◆ Description of the task ◆
Your task is to repeat the entries underneath exactly, minus the pictures.

◆ Records for this task ◆
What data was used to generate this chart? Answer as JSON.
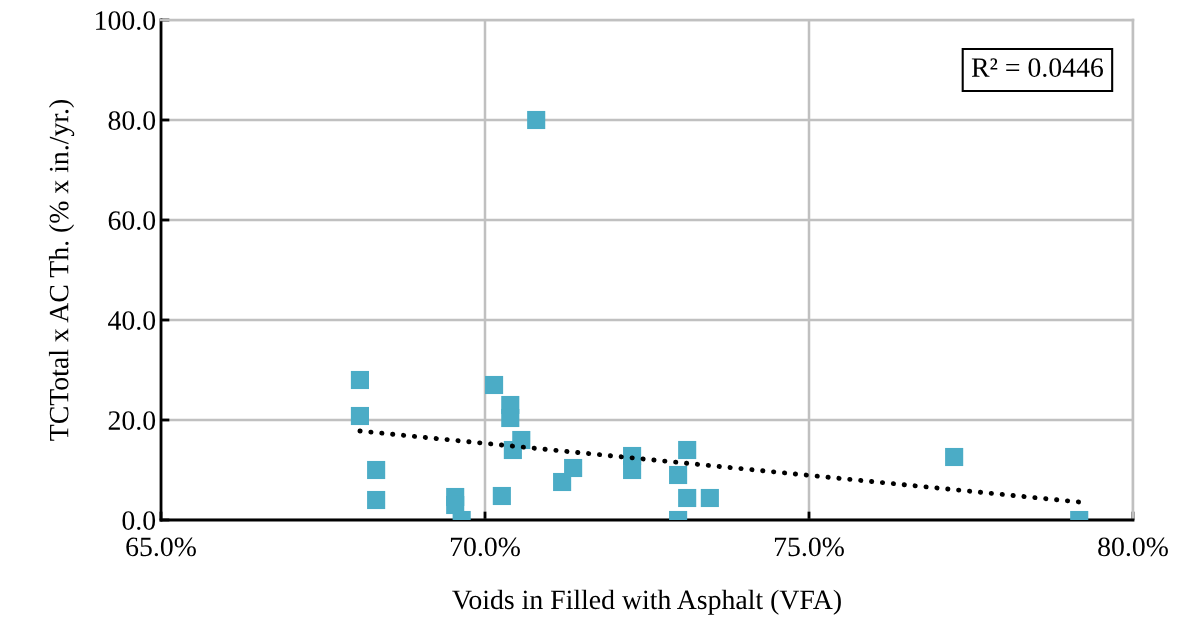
{
  "chart_data": {
    "type": "scatter",
    "xlabel": "Voids in Filled with Asphalt (VFA)",
    "ylabel": "TCTotal x AC Th. (% x in./yr.)",
    "xlim": [
      65,
      80
    ],
    "xticks": [
      {
        "value": 65,
        "label": "65.0%"
      },
      {
        "value": 70,
        "label": "70.0%"
      },
      {
        "value": 75,
        "label": "75.0%"
      },
      {
        "value": 80,
        "label": "80.0%"
      }
    ],
    "ylim": [
      0,
      100
    ],
    "yticks": [
      {
        "value": 0,
        "label": "0.0"
      },
      {
        "value": 20,
        "label": "20.0"
      },
      {
        "value": 40,
        "label": "40.0"
      },
      {
        "value": 60,
        "label": "60.0"
      },
      {
        "value": 80,
        "label": "80.0"
      },
      {
        "value": 100,
        "label": "100.0"
      }
    ],
    "grid": true,
    "legend": false,
    "annotations": [
      "R² = 0.0446"
    ],
    "series": [
      {
        "color": "#4bacc6",
        "marker": "square",
        "x": [
          68.07,
          68.07,
          68.32,
          68.32,
          69.54,
          69.54,
          69.64,
          70.14,
          70.39,
          70.39,
          70.56,
          70.43,
          70.26,
          70.79,
          71.19,
          71.36,
          72.27,
          72.27,
          73.12,
          72.98,
          73.12,
          73.47,
          72.98,
          77.24,
          79.17
        ],
        "values": [
          28.0,
          20.8,
          10.0,
          4.0,
          4.6,
          3.0,
          0.0,
          27.0,
          23.0,
          20.4,
          16.0,
          14.0,
          4.8,
          80.0,
          7.6,
          10.4,
          12.8,
          10.0,
          14.0,
          9.0,
          4.4,
          4.4,
          0.0,
          12.6,
          0.0
        ]
      },
      {
        "type": "line",
        "color": "#000000",
        "line_style": "dotted",
        "marker": "none",
        "x": [
          68.07,
          79.17
        ],
        "values": [
          17.8,
          3.6
        ]
      }
    ]
  }
}
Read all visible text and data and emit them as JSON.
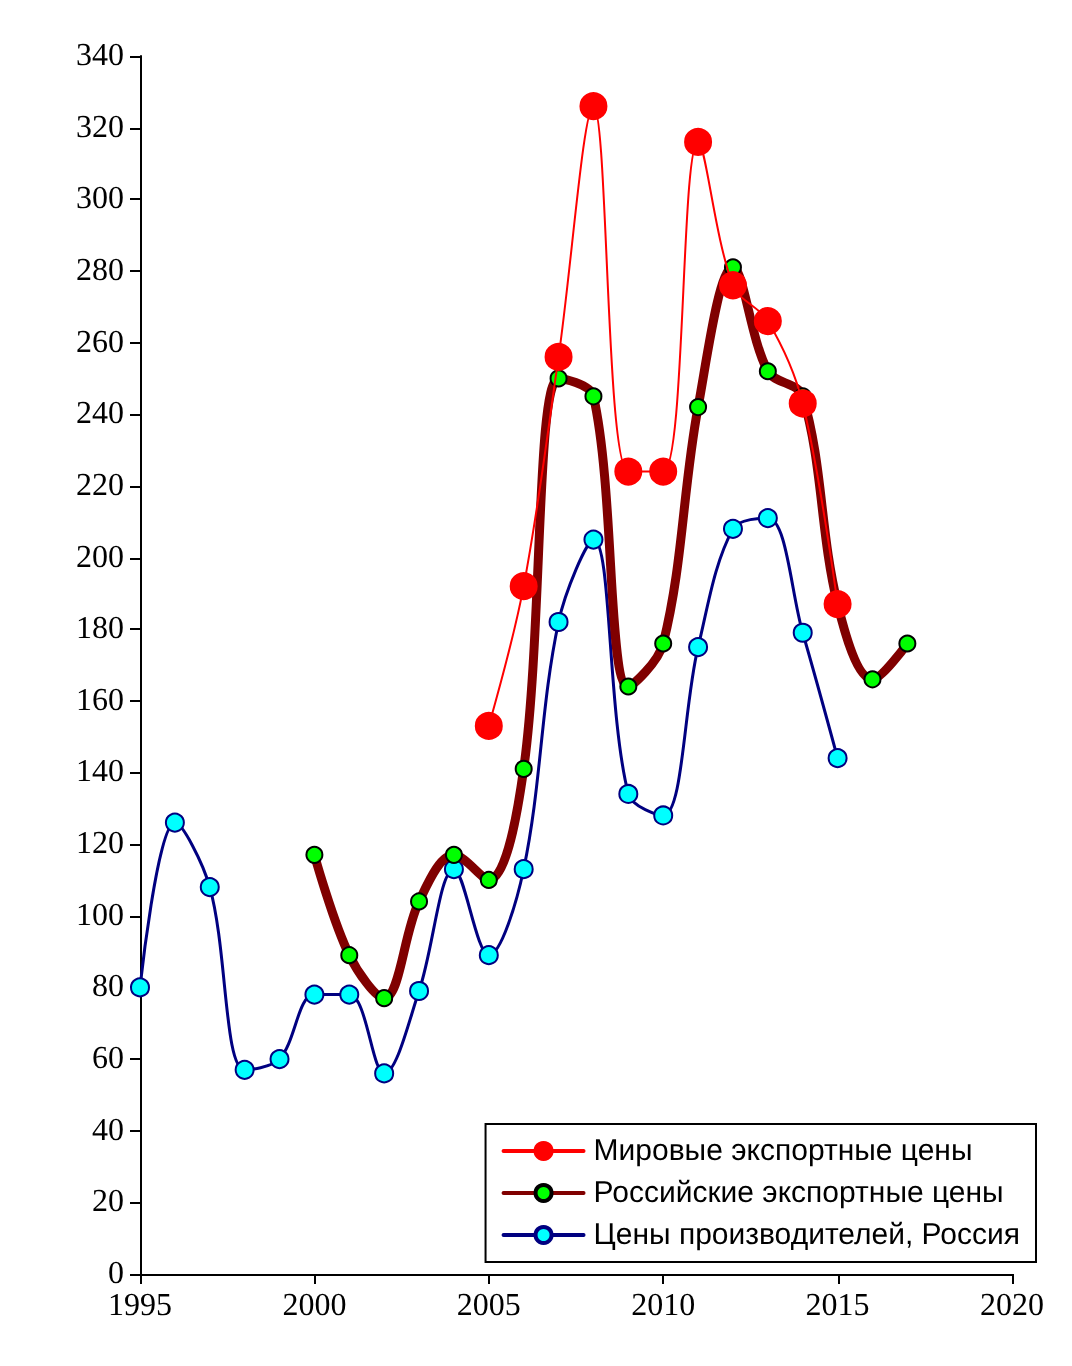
{
  "chart_data": {
    "type": "line",
    "series": [
      {
        "name": "Мировые экспортные цены",
        "color": "#ff0000",
        "x": [
          2005,
          2006,
          2007,
          2008,
          2009,
          2010,
          2011,
          2012,
          2013,
          2014,
          2015
        ],
        "values": [
          153,
          192,
          256,
          326,
          224,
          224,
          316,
          276,
          266,
          243,
          187
        ]
      },
      {
        "name": "Российские экспортные цены",
        "color": "#800000",
        "x": [
          2000,
          2001,
          2002,
          2003,
          2004,
          2005,
          2006,
          2007,
          2008,
          2009,
          2010,
          2011,
          2012,
          2013,
          2014,
          2015,
          2016,
          2017
        ],
        "values": [
          117,
          89,
          77,
          104,
          117,
          110,
          141,
          250,
          245,
          164,
          176,
          242,
          281,
          252,
          245,
          187,
          166,
          176
        ]
      },
      {
        "name": "Цены производителей, Россия",
        "color": "#000080",
        "x": [
          1995,
          1996,
          1997,
          1998,
          1999,
          2000,
          2001,
          2002,
          2003,
          2004,
          2005,
          2006,
          2007,
          2008,
          2009,
          2010,
          2011,
          2012,
          2013,
          2014,
          2015
        ],
        "values": [
          80,
          126,
          108,
          57,
          60,
          78,
          78,
          56,
          79,
          113,
          89,
          113,
          182,
          205,
          134,
          128,
          175,
          208,
          211,
          179,
          144
        ]
      }
    ],
    "xlim": [
      1995,
      2020
    ],
    "xticks": [
      1995,
      2000,
      2005,
      2010,
      2015,
      2020
    ],
    "ylim": [
      0,
      340
    ],
    "yticks": [
      0,
      20,
      40,
      60,
      80,
      100,
      120,
      140,
      160,
      180,
      200,
      220,
      240,
      260,
      280,
      300,
      320,
      340
    ],
    "grid": false,
    "legend": "bottom right",
    "marker": "circle",
    "line_style": "solid"
  }
}
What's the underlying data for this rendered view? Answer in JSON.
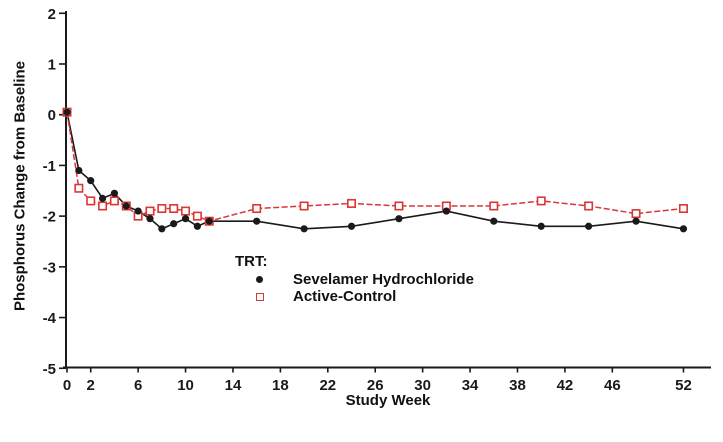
{
  "chart_data": {
    "type": "line",
    "title": "",
    "xlabel": "Study Week",
    "ylabel": "Phosphorus Change from Baseline",
    "legend_title": "TRT:",
    "legend_position": "inside-lower-center",
    "grid": false,
    "xlim": [
      0,
      54.5
    ],
    "ylim": [
      -5,
      2
    ],
    "x_ticks": [
      0,
      2,
      6,
      10,
      14,
      18,
      22,
      26,
      30,
      34,
      38,
      42,
      46,
      52
    ],
    "y_ticks": [
      2,
      1,
      0,
      -1,
      -2,
      -3,
      -4,
      -5
    ],
    "x": [
      0,
      1,
      2,
      3,
      4,
      5,
      6,
      7,
      8,
      9,
      10,
      11,
      12,
      16,
      20,
      24,
      28,
      32,
      36,
      40,
      44,
      48,
      52
    ],
    "series": [
      {
        "name": "Sevelamer Hydrochloride",
        "color": "#1a1a1a",
        "marker": "filled-circle",
        "line_style": "solid",
        "values": [
          0.05,
          -1.1,
          -1.3,
          -1.65,
          -1.55,
          -1.8,
          -1.9,
          -2.05,
          -2.25,
          -2.15,
          -2.05,
          -2.2,
          -2.1,
          -2.1,
          -2.25,
          -2.2,
          -2.05,
          -1.9,
          -2.1,
          -2.2,
          -2.2,
          -2.1,
          -2.25
        ]
      },
      {
        "name": "Active-Control",
        "color": "#d93636",
        "marker": "open-square",
        "line_style": "dashed",
        "values": [
          0.05,
          -1.45,
          -1.7,
          -1.8,
          -1.7,
          -1.8,
          -2.0,
          -1.9,
          -1.85,
          -1.85,
          -1.9,
          -2.0,
          -2.1,
          -1.85,
          -1.8,
          -1.75,
          -1.8,
          -1.8,
          -1.8,
          -1.7,
          -1.8,
          -1.95,
          -1.85
        ]
      }
    ],
    "axis_color": "#1a1a1a",
    "background_color": "#ffffff"
  }
}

◆ Complete response ◆
What data was used to generate this chart? Answer as JSON.
{
  "chart_data": {
    "type": "scatter",
    "xlabel": "Voids in Filled with Asphalt (VFA)",
    "ylabel": "TCTotal x AC Th. (% x in./yr.)",
    "xlim": [
      65,
      80
    ],
    "xticks": [
      {
        "value": 65,
        "label": "65.0%"
      },
      {
        "value": 70,
        "label": "70.0%"
      },
      {
        "value": 75,
        "label": "75.0%"
      },
      {
        "value": 80,
        "label": "80.0%"
      }
    ],
    "ylim": [
      0,
      100
    ],
    "yticks": [
      {
        "value": 0,
        "label": "0.0"
      },
      {
        "value": 20,
        "label": "20.0"
      },
      {
        "value": 40,
        "label": "40.0"
      },
      {
        "value": 60,
        "label": "60.0"
      },
      {
        "value": 80,
        "label": "80.0"
      },
      {
        "value": 100,
        "label": "100.0"
      }
    ],
    "grid": true,
    "legend": false,
    "annotations": [
      "R² = 0.0446"
    ],
    "series": [
      {
        "color": "#4bacc6",
        "marker": "square",
        "x": [
          68.07,
          68.07,
          68.32,
          68.32,
          69.54,
          69.54,
          69.64,
          70.14,
          70.39,
          70.39,
          70.56,
          70.43,
          70.26,
          70.79,
          71.19,
          71.36,
          72.27,
          72.27,
          73.12,
          72.98,
          73.12,
          73.47,
          72.98,
          77.24,
          79.17
        ],
        "values": [
          28.0,
          20.8,
          10.0,
          4.0,
          4.6,
          3.0,
          0.0,
          27.0,
          23.0,
          20.4,
          16.0,
          14.0,
          4.8,
          80.0,
          7.6,
          10.4,
          12.8,
          10.0,
          14.0,
          9.0,
          4.4,
          4.4,
          0.0,
          12.6,
          0.0
        ]
      },
      {
        "type": "line",
        "color": "#000000",
        "line_style": "dotted",
        "marker": "none",
        "x": [
          68.07,
          79.17
        ],
        "values": [
          17.8,
          3.6
        ]
      }
    ]
  }
}
Read all visible text and data and emit them as JSON.
{
  "chart_data": {
    "type": "line",
    "series": [
      {
        "name": "Мировые экспортные цены",
        "color": "#ff0000",
        "x": [
          2005,
          2006,
          2007,
          2008,
          2009,
          2010,
          2011,
          2012,
          2013,
          2014,
          2015
        ],
        "values": [
          153,
          192,
          256,
          326,
          224,
          224,
          316,
          276,
          266,
          243,
          187
        ]
      },
      {
        "name": "Российские экспортные цены",
        "color": "#800000",
        "x": [
          2000,
          2001,
          2002,
          2003,
          2004,
          2005,
          2006,
          2007,
          2008,
          2009,
          2010,
          2011,
          2012,
          2013,
          2014,
          2015,
          2016,
          2017
        ],
        "values": [
          117,
          89,
          77,
          104,
          117,
          110,
          141,
          250,
          245,
          164,
          176,
          242,
          281,
          252,
          245,
          187,
          166,
          176
        ]
      },
      {
        "name": "Цены производителей, Россия",
        "color": "#000080",
        "x": [
          1995,
          1996,
          1997,
          1998,
          1999,
          2000,
          2001,
          2002,
          2003,
          2004,
          2005,
          2006,
          2007,
          2008,
          2009,
          2010,
          2011,
          2012,
          2013,
          2014,
          2015
        ],
        "values": [
          80,
          126,
          108,
          57,
          60,
          78,
          78,
          56,
          79,
          113,
          89,
          113,
          182,
          205,
          134,
          128,
          175,
          208,
          211,
          179,
          144
        ]
      }
    ],
    "xlim": [
      1995,
      2020
    ],
    "xticks": [
      1995,
      2000,
      2005,
      2010,
      2015,
      2020
    ],
    "ylim": [
      0,
      340
    ],
    "yticks": [
      0,
      20,
      40,
      60,
      80,
      100,
      120,
      140,
      160,
      180,
      200,
      220,
      240,
      260,
      280,
      300,
      320,
      340
    ],
    "grid": false,
    "legend": "bottom right",
    "marker": "circle",
    "line_style": "solid"
  }
}
What's the underlying data for this rendered view? Answer in JSON.
{
  "chart_data": {
    "type": "line",
    "title": "",
    "xlabel": "Study Week",
    "ylabel": "Phosphorus Change from Baseline",
    "legend_title": "TRT:",
    "legend_position": "inside-lower-center",
    "grid": false,
    "xlim": [
      0,
      54.5
    ],
    "ylim": [
      -5,
      2
    ],
    "x_ticks": [
      0,
      2,
      6,
      10,
      14,
      18,
      22,
      26,
      30,
      34,
      38,
      42,
      46,
      52
    ],
    "y_ticks": [
      2,
      1,
      0,
      -1,
      -2,
      -3,
      -4,
      -5
    ],
    "x": [
      0,
      1,
      2,
      3,
      4,
      5,
      6,
      7,
      8,
      9,
      10,
      11,
      12,
      16,
      20,
      24,
      28,
      32,
      36,
      40,
      44,
      48,
      52
    ],
    "series": [
      {
        "name": "Sevelamer Hydrochloride",
        "color": "#1a1a1a",
        "marker": "filled-circle",
        "line_style": "solid",
        "values": [
          0.05,
          -1.1,
          -1.3,
          -1.65,
          -1.55,
          -1.8,
          -1.9,
          -2.05,
          -2.25,
          -2.15,
          -2.05,
          -2.2,
          -2.1,
          -2.1,
          -2.25,
          -2.2,
          -2.05,
          -1.9,
          -2.1,
          -2.2,
          -2.2,
          -2.1,
          -2.25
        ]
      },
      {
        "name": "Active-Control",
        "color": "#d93636",
        "marker": "open-square",
        "line_style": "dashed",
        "values": [
          0.05,
          -1.45,
          -1.7,
          -1.8,
          -1.7,
          -1.8,
          -2.0,
          -1.9,
          -1.85,
          -1.85,
          -1.9,
          -2.0,
          -2.1,
          -1.85,
          -1.8,
          -1.75,
          -1.8,
          -1.8,
          -1.8,
          -1.7,
          -1.8,
          -1.95,
          -1.85
        ]
      }
    ],
    "axis_color": "#1a1a1a",
    "background_color": "#ffffff"
  }
}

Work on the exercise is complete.